__Do this__: Wherever the word "text" appears in the entries, copy the whole line.

Data records:
========================

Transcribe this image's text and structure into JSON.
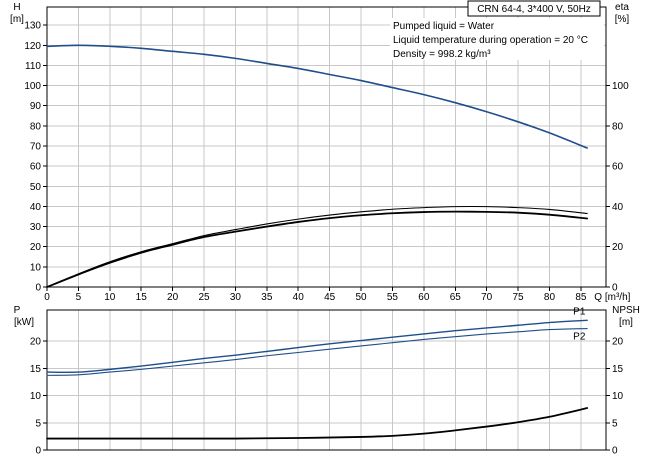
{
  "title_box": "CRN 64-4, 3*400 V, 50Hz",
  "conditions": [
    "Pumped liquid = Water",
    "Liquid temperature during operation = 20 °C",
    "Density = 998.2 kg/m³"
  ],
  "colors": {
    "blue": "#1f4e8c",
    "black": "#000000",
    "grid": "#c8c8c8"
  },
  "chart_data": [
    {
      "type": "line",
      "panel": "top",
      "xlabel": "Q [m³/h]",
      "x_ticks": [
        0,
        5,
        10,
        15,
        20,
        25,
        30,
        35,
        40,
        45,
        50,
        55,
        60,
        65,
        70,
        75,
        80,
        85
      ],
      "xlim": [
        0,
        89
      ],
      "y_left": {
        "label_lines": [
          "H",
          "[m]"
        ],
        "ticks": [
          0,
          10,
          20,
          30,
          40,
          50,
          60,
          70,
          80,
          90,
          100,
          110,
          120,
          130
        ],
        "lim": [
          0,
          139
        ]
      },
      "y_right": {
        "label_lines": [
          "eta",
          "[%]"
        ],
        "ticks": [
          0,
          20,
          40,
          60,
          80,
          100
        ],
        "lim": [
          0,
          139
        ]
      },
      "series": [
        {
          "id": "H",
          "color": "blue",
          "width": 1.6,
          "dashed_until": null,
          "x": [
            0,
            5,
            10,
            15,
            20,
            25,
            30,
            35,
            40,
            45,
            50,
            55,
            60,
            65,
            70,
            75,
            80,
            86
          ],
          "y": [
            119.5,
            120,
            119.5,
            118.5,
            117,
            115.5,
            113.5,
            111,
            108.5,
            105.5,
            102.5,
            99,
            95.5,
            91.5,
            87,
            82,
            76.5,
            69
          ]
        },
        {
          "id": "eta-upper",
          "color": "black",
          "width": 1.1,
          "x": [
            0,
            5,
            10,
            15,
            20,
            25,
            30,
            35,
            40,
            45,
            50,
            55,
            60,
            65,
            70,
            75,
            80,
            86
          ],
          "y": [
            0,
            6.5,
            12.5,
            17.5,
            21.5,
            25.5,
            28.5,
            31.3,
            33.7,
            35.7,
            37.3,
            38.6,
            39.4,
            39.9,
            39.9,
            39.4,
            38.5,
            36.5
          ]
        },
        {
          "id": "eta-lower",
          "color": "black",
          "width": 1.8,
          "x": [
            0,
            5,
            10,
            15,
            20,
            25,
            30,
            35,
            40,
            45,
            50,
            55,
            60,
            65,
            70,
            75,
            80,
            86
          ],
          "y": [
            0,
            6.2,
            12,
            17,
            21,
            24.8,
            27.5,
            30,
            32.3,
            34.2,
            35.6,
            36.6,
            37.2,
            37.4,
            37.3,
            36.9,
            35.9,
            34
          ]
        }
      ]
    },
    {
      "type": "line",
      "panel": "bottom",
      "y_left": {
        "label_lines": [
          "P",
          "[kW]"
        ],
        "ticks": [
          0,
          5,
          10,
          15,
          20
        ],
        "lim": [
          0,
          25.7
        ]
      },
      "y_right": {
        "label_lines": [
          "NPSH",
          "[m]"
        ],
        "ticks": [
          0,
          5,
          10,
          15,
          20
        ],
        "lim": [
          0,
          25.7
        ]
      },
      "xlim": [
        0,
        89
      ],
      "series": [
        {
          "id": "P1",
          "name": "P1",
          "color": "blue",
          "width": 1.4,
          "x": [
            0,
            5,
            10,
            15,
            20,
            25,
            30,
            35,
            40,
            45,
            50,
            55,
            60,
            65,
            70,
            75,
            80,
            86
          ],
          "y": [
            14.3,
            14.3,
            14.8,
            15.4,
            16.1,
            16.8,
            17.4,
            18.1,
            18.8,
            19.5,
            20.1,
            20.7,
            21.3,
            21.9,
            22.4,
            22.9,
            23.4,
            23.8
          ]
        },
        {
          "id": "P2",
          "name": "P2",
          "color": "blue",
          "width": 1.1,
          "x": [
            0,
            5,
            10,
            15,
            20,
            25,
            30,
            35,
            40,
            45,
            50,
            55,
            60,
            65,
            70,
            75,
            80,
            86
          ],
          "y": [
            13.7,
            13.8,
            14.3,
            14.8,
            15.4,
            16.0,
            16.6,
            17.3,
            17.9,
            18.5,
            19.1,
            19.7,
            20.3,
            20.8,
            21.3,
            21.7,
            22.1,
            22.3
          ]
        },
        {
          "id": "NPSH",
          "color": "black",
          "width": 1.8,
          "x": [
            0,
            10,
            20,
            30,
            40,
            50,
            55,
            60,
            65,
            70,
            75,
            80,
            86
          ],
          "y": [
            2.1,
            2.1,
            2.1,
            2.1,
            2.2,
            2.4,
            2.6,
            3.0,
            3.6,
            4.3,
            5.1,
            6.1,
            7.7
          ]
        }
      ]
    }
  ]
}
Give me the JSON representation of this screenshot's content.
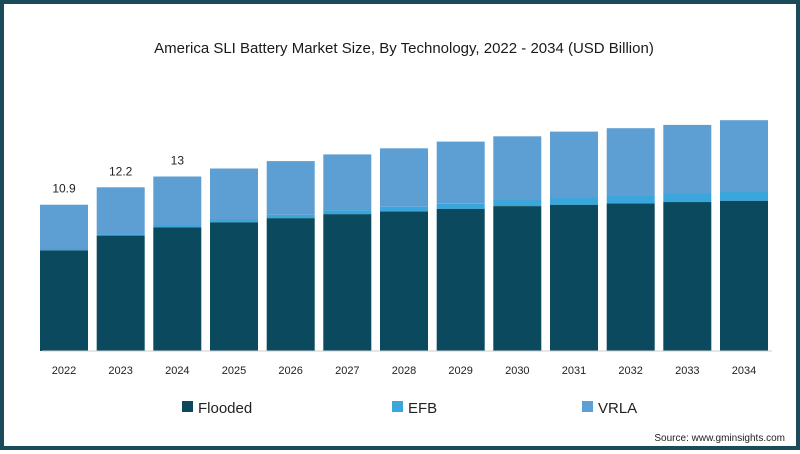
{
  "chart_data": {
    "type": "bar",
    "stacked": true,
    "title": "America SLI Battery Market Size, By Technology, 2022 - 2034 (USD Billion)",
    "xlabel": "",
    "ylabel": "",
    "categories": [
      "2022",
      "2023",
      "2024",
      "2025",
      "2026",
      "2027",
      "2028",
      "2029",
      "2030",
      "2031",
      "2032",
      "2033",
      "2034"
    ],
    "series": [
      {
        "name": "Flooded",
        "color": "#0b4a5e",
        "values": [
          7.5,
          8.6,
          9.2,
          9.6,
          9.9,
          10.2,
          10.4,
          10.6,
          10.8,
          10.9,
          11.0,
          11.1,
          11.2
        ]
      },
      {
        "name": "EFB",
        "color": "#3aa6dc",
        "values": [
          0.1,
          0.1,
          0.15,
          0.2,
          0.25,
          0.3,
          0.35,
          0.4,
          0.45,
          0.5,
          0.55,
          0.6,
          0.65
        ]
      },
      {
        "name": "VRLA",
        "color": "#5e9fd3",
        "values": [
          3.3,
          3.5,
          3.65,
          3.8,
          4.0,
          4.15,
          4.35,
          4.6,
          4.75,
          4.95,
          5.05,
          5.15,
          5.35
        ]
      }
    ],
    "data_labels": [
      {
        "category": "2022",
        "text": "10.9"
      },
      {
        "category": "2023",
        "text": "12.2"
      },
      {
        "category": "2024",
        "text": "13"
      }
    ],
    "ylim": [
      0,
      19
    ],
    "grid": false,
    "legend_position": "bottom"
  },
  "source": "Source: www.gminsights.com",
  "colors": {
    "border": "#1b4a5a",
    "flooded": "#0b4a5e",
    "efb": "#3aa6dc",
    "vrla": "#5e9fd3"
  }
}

========================

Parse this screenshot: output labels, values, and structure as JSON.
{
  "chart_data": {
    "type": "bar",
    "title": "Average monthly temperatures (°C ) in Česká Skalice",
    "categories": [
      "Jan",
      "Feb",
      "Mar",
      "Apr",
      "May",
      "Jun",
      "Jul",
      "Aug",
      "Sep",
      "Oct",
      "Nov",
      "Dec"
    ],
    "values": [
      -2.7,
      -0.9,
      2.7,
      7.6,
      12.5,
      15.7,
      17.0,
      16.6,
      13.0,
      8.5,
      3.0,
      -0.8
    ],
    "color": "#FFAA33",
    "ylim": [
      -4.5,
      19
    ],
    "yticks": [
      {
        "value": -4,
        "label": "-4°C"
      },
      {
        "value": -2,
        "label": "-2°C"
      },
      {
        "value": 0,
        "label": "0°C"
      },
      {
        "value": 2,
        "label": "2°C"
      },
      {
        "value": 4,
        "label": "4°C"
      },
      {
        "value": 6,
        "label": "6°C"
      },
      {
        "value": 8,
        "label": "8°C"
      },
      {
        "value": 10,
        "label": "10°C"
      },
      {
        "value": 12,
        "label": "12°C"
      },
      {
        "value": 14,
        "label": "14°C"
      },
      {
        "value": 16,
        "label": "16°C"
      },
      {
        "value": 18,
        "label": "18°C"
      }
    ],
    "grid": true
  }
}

========================

__Reply__:
Transcribe this image's text and structure into JSON.
        "text": "10.9"
        "text": "12.2"
        "text": "13"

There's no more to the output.